**EXERCISE:** Every line that includes the word "Sommer" needs to be copied from the listing.
DATASET EXTRACT Block Start
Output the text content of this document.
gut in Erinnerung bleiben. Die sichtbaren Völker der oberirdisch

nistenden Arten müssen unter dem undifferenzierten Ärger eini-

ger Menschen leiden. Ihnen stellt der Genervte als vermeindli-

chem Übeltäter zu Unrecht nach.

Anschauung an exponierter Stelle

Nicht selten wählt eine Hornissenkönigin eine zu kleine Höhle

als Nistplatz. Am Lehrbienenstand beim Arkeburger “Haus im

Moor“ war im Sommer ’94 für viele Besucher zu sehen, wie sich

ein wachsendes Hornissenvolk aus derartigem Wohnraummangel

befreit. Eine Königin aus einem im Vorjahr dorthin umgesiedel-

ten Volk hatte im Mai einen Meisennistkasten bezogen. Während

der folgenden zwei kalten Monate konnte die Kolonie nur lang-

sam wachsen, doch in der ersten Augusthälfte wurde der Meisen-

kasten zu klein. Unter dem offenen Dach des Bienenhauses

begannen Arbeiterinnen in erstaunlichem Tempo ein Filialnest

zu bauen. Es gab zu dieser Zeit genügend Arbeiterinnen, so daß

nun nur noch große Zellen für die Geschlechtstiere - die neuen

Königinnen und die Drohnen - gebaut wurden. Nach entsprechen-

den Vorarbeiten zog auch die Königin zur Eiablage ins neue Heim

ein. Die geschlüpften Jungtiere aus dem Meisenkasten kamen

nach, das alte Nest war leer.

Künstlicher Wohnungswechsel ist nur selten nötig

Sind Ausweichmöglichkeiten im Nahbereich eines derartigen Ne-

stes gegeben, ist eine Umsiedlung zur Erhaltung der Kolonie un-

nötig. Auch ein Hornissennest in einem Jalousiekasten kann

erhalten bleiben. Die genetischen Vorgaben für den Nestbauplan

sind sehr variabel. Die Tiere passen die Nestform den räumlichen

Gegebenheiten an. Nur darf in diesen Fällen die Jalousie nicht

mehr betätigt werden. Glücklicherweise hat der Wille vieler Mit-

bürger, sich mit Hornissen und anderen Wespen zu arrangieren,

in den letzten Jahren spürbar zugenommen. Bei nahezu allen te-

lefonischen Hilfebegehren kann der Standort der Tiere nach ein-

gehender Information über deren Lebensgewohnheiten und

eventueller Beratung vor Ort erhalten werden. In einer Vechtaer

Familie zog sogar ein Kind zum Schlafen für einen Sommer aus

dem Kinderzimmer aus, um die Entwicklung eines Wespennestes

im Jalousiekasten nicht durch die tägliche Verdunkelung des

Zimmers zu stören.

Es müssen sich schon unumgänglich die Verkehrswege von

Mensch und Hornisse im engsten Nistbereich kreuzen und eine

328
DATASET EXTRACT Block End
**EXERCISE RESPONSE:**
Moor“ war im Sommer ’94 für viele Besucher zu sehen, wie sich
Familie zog sogar ein Kind zum Schlafen für einen Sommer aus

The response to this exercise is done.